__DATA PROVIDED__
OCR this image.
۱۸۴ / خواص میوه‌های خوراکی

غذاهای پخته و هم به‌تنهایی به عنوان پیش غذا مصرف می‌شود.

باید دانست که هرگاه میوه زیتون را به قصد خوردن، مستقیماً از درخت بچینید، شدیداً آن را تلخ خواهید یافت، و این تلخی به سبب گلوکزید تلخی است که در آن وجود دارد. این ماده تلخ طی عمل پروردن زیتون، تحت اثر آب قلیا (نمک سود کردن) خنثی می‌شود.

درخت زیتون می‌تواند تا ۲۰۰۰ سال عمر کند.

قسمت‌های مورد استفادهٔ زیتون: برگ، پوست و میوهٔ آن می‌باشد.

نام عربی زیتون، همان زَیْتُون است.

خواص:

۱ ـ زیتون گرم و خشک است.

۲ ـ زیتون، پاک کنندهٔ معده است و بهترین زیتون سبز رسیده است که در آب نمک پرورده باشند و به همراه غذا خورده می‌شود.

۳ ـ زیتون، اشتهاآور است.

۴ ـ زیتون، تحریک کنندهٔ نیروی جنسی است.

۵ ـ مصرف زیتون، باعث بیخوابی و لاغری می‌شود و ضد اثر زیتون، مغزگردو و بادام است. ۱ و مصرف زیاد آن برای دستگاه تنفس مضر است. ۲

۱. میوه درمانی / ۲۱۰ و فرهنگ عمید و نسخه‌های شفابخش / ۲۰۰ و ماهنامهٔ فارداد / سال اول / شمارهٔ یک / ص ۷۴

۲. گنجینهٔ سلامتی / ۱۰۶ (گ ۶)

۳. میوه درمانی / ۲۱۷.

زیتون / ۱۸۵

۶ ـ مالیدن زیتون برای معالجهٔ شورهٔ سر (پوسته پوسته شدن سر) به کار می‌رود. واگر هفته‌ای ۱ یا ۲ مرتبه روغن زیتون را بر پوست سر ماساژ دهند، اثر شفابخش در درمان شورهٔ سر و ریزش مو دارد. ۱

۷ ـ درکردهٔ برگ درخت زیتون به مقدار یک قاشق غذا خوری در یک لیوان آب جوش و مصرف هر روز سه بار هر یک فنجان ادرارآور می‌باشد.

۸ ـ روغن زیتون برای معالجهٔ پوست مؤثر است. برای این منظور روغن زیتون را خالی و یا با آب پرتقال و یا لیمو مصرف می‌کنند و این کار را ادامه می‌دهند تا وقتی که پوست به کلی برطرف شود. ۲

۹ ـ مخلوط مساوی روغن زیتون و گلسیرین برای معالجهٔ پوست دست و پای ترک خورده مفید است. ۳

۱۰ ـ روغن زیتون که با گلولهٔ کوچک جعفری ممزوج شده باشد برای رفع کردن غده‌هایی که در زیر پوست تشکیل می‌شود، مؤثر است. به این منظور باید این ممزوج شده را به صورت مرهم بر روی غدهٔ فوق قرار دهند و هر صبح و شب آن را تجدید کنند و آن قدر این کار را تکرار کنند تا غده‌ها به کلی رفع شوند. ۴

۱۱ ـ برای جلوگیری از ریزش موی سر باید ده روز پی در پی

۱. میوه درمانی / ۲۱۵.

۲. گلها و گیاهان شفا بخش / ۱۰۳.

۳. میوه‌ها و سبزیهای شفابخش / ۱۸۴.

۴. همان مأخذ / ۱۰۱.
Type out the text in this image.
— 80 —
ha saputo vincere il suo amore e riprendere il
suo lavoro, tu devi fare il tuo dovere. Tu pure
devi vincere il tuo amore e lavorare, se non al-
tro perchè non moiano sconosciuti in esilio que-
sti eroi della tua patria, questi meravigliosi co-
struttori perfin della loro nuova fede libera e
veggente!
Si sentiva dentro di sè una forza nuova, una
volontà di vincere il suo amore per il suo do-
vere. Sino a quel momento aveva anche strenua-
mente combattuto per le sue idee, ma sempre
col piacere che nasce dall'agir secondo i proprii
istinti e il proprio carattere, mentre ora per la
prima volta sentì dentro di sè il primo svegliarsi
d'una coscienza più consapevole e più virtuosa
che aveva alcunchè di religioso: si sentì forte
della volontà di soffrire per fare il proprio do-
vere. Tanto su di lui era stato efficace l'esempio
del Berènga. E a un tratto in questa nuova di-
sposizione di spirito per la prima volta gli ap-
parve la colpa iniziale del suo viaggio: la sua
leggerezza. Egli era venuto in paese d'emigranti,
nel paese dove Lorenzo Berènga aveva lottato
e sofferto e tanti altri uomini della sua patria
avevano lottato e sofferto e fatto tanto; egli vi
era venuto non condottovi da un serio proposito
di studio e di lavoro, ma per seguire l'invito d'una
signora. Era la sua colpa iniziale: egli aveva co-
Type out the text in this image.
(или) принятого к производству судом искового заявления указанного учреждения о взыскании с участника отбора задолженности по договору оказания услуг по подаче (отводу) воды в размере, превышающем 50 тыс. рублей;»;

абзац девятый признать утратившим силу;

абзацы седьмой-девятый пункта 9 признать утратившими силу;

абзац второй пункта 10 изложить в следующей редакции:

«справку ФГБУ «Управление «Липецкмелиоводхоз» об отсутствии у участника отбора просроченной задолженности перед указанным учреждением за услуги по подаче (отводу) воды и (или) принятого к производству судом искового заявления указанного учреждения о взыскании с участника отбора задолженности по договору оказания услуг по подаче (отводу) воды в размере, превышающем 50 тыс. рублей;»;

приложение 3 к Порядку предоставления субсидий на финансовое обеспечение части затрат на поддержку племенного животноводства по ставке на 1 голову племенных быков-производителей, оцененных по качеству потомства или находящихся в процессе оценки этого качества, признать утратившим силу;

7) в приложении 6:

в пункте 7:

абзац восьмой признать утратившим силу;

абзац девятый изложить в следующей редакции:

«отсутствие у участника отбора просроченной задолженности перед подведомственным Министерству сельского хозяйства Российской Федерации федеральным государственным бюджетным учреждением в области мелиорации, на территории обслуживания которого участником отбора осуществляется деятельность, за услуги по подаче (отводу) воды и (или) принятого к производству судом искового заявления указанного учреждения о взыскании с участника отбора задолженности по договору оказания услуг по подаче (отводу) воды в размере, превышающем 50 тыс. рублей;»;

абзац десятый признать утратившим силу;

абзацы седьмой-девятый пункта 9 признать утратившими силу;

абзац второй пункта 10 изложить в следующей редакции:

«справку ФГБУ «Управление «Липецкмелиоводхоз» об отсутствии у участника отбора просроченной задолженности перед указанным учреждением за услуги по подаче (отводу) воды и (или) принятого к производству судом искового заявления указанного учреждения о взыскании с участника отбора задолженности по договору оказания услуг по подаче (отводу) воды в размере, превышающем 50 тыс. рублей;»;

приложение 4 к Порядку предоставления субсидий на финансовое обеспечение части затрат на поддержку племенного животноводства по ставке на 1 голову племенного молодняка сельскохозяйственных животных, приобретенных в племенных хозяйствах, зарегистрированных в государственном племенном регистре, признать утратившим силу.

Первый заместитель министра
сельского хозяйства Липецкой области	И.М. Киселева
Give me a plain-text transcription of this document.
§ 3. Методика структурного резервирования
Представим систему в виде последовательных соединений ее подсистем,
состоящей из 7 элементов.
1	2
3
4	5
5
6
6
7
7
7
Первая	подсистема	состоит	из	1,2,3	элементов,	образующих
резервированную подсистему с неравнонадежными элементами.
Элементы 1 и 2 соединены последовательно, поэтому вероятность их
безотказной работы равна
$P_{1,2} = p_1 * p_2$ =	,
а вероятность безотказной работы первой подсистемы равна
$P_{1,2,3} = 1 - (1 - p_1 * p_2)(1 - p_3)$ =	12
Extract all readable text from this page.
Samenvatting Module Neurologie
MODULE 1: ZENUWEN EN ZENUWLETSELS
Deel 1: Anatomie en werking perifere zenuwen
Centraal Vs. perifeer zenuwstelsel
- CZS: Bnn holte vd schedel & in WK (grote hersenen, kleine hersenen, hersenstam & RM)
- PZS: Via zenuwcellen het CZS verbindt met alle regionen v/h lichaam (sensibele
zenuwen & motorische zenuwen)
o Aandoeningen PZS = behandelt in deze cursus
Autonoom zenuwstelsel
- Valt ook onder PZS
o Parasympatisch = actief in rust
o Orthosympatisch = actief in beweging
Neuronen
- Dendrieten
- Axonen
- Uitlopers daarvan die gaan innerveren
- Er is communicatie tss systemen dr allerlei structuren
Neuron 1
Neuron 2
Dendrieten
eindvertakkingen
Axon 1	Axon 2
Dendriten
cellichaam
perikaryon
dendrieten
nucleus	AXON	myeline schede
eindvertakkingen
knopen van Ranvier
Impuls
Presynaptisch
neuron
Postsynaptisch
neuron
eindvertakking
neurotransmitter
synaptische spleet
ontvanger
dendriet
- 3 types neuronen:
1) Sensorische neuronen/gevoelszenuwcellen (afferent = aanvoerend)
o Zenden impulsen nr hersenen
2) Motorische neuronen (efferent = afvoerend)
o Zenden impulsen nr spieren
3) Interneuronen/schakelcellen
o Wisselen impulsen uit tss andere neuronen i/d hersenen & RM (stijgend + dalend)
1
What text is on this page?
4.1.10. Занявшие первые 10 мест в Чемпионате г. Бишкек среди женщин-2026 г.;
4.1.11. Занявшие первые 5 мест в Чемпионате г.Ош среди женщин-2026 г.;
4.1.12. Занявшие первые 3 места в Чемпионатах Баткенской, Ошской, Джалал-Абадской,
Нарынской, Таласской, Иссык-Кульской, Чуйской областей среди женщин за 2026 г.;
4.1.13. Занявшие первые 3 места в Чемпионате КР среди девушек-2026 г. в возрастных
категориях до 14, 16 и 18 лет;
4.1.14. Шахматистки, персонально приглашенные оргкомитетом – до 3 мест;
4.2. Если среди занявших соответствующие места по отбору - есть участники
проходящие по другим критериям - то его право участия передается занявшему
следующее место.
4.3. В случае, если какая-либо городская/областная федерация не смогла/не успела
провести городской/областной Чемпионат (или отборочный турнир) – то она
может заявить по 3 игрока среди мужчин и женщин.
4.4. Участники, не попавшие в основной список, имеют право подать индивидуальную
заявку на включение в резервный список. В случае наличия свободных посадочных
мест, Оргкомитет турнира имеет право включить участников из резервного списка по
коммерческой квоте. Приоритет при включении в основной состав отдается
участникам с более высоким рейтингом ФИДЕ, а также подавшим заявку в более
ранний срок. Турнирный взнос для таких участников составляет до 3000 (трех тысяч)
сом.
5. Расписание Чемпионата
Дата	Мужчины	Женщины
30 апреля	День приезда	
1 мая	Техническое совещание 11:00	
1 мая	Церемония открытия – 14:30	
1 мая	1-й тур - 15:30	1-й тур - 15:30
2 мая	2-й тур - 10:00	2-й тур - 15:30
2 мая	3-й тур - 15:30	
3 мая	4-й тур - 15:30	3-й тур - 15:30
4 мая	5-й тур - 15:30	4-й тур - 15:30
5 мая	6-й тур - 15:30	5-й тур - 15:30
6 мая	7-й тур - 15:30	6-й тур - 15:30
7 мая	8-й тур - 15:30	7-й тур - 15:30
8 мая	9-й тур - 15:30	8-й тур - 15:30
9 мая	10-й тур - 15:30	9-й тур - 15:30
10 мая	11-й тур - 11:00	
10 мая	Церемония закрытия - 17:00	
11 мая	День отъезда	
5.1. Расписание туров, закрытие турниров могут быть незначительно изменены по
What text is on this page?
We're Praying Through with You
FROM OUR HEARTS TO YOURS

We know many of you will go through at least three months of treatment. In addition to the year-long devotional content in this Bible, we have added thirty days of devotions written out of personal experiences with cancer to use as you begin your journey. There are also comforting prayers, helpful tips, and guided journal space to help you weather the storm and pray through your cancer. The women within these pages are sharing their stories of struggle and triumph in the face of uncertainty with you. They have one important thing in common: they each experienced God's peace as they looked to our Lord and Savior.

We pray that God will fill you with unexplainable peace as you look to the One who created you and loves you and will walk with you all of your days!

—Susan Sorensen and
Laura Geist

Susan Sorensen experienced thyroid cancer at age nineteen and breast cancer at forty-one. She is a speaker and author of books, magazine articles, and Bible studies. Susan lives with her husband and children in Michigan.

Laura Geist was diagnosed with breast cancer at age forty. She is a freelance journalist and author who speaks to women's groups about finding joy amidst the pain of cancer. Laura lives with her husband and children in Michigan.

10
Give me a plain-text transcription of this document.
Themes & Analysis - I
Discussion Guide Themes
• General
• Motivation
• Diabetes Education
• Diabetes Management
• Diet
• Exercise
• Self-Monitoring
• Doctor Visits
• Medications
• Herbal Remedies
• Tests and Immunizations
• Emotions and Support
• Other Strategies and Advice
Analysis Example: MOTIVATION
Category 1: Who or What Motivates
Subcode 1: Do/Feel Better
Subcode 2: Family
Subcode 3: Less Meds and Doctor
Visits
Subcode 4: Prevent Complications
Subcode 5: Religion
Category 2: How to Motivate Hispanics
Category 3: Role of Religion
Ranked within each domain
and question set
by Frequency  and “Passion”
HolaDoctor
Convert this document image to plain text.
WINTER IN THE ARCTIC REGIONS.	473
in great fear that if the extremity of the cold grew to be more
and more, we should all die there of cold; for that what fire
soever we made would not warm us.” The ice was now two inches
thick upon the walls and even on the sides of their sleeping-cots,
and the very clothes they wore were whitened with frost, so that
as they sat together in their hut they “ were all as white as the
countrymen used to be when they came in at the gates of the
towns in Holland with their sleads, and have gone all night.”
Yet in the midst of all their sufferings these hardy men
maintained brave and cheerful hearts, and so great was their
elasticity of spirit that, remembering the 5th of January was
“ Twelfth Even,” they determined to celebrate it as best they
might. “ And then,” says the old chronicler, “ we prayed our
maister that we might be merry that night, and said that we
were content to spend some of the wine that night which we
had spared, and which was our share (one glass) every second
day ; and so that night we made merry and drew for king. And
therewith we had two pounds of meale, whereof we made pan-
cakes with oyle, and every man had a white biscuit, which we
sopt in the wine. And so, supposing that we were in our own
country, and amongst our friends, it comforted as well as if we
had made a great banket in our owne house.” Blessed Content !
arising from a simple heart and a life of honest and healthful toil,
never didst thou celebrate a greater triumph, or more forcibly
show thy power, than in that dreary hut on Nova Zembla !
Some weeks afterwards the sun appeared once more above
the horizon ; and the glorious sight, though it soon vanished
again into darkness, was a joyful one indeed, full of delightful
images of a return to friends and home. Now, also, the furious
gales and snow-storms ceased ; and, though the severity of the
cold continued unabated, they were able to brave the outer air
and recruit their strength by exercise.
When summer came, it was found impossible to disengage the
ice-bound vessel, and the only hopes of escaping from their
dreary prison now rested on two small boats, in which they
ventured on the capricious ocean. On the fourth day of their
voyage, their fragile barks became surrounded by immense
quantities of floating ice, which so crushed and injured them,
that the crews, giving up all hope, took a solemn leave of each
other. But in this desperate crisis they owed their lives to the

__TASK DETAILS__
From the listing above, copy out each line where the word "patria" appears.

__FINAL RESULT__
sti eroi della tua patria, questi meravigliosi co-
e sofferto e tanti altri uomini della sua patria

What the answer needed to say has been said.